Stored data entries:
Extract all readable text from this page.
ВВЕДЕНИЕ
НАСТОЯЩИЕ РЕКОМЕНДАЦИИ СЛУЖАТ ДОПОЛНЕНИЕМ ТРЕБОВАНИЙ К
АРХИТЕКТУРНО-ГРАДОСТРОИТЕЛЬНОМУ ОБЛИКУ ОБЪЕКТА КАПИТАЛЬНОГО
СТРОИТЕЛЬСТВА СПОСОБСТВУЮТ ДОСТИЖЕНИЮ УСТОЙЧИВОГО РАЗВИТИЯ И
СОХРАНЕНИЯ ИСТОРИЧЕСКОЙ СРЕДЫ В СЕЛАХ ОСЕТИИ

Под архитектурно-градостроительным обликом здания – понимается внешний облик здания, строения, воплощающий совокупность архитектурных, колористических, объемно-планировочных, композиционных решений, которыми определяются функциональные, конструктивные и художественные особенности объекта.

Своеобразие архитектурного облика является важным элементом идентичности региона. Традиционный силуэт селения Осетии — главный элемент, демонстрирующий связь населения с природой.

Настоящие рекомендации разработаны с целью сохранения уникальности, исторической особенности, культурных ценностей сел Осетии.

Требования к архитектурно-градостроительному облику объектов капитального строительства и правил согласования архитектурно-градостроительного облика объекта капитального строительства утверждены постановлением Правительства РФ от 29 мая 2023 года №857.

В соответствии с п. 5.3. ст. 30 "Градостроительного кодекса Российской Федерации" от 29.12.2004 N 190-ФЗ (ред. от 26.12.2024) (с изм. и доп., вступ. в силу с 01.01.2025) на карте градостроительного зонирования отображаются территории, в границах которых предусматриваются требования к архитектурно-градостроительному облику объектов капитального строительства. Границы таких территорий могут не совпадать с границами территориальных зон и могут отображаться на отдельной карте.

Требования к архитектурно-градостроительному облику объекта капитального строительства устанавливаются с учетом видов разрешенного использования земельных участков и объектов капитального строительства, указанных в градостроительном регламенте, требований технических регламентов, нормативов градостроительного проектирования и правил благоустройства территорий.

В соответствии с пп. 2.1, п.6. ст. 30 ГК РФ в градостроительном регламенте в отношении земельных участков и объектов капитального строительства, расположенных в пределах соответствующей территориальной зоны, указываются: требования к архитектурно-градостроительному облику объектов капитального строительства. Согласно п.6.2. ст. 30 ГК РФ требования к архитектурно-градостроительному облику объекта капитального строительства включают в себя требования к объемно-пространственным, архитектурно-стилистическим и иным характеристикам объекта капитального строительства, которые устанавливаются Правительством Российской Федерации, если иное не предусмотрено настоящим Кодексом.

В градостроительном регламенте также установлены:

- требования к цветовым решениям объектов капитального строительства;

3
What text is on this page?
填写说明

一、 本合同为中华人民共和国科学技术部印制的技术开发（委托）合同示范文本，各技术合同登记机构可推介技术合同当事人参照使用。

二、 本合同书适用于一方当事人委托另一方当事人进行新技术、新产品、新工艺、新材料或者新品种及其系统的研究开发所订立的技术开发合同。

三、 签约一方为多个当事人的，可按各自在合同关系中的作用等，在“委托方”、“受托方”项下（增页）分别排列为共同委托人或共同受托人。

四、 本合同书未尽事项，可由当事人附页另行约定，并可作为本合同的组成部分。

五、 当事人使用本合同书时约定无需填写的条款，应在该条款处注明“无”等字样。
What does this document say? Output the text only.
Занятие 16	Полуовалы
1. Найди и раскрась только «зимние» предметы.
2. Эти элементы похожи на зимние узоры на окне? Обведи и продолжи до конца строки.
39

## GIVEN PROBLEM
Pick out and copy every line that contains the word "this".

## EXERCISE RESULT
Extract all readable text from this page.
What text is on this page?
What does this document say? Output the text only.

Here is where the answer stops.